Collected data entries

----------------------------------------

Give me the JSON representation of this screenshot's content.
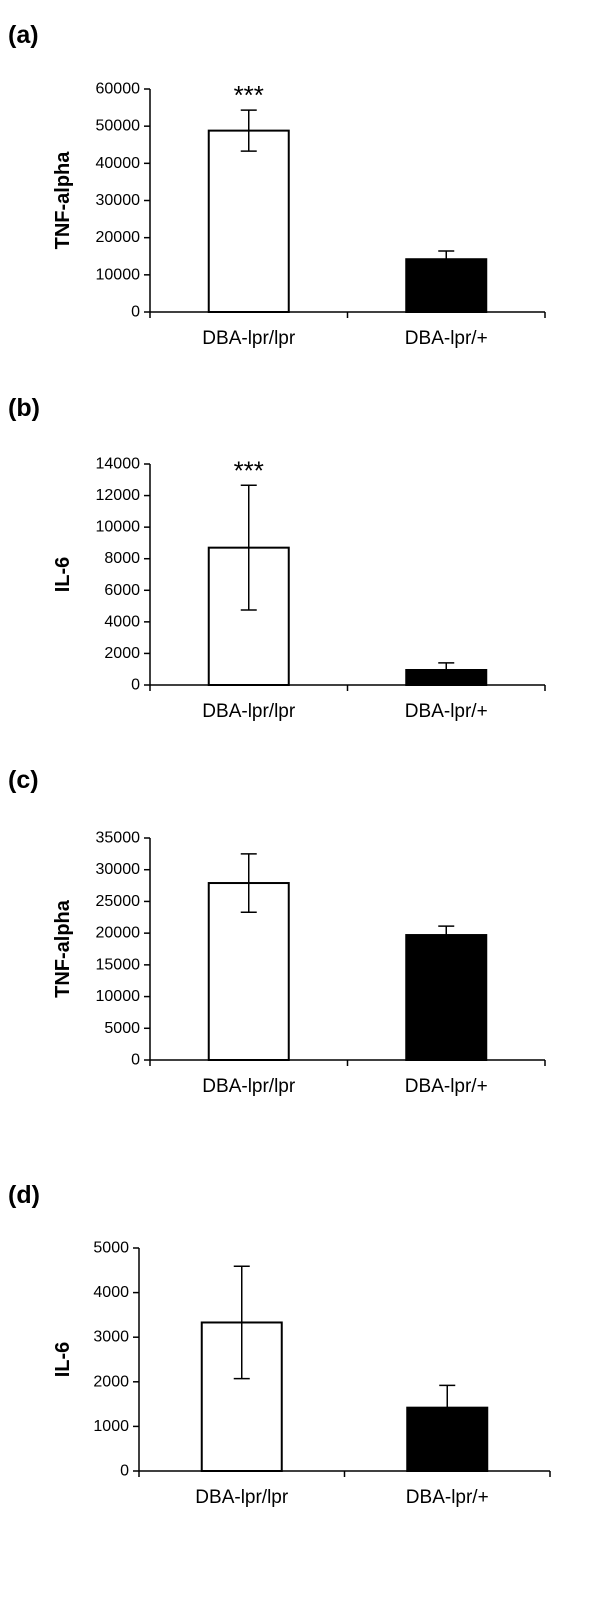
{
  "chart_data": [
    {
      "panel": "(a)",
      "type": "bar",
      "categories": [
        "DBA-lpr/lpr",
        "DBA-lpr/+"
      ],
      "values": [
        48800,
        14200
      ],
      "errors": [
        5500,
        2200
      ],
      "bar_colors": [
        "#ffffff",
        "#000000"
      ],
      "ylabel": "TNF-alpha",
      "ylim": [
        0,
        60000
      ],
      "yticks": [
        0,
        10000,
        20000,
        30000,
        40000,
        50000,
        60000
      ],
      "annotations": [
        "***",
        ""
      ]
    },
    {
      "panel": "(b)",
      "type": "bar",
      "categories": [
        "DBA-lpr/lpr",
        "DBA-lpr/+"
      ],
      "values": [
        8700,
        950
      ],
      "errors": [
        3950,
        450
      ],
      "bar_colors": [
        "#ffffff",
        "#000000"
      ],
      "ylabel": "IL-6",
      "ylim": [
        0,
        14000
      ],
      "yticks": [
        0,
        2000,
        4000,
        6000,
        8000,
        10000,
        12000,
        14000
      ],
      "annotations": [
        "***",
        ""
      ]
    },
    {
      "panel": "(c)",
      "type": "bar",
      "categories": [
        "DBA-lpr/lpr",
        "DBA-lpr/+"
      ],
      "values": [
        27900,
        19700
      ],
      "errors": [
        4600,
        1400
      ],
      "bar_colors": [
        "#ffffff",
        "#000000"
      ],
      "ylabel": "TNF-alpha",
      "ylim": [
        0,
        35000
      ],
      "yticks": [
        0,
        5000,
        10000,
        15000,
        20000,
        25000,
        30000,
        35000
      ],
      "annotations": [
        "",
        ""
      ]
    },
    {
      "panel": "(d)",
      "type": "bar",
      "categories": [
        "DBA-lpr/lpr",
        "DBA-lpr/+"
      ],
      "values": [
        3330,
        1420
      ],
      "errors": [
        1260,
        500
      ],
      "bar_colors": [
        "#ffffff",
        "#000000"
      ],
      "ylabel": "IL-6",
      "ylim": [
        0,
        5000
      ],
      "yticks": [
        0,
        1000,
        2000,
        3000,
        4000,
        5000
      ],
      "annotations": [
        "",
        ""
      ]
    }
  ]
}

----------------------------------------

*To be done*. Transcribe the records verbatim and omit the images.

*Task answer*.
Give me the JSON representation of this screenshot's content.
{
  "chart_data": [
    {
      "panel": "(a)",
      "type": "bar",
      "categories": [
        "DBA-lpr/lpr",
        "DBA-lpr/+"
      ],
      "values": [
        48800,
        14200
      ],
      "errors": [
        5500,
        2200
      ],
      "bar_colors": [
        "#ffffff",
        "#000000"
      ],
      "ylabel": "TNF-alpha",
      "ylim": [
        0,
        60000
      ],
      "yticks": [
        0,
        10000,
        20000,
        30000,
        40000,
        50000,
        60000
      ],
      "annotations": [
        "***",
        ""
      ]
    },
    {
      "panel": "(b)",
      "type": "bar",
      "categories": [
        "DBA-lpr/lpr",
        "DBA-lpr/+"
      ],
      "values": [
        8700,
        950
      ],
      "errors": [
        3950,
        450
      ],
      "bar_colors": [
        "#ffffff",
        "#000000"
      ],
      "ylabel": "IL-6",
      "ylim": [
        0,
        14000
      ],
      "yticks": [
        0,
        2000,
        4000,
        6000,
        8000,
        10000,
        12000,
        14000
      ],
      "annotations": [
        "***",
        ""
      ]
    },
    {
      "panel": "(c)",
      "type": "bar",
      "categories": [
        "DBA-lpr/lpr",
        "DBA-lpr/+"
      ],
      "values": [
        27900,
        19700
      ],
      "errors": [
        4600,
        1400
      ],
      "bar_colors": [
        "#ffffff",
        "#000000"
      ],
      "ylabel": "TNF-alpha",
      "ylim": [
        0,
        35000
      ],
      "yticks": [
        0,
        5000,
        10000,
        15000,
        20000,
        25000,
        30000,
        35000
      ],
      "annotations": [
        "",
        ""
      ]
    },
    {
      "panel": "(d)",
      "type": "bar",
      "categories": [
        "DBA-lpr/lpr",
        "DBA-lpr/+"
      ],
      "values": [
        3330,
        1420
      ],
      "errors": [
        1260,
        500
      ],
      "bar_colors": [
        "#ffffff",
        "#000000"
      ],
      "ylabel": "IL-6",
      "ylim": [
        0,
        5000
      ],
      "yticks": [
        0,
        1000,
        2000,
        3000,
        4000,
        5000
      ],
      "annotations": [
        "",
        ""
      ]
    }
  ]
}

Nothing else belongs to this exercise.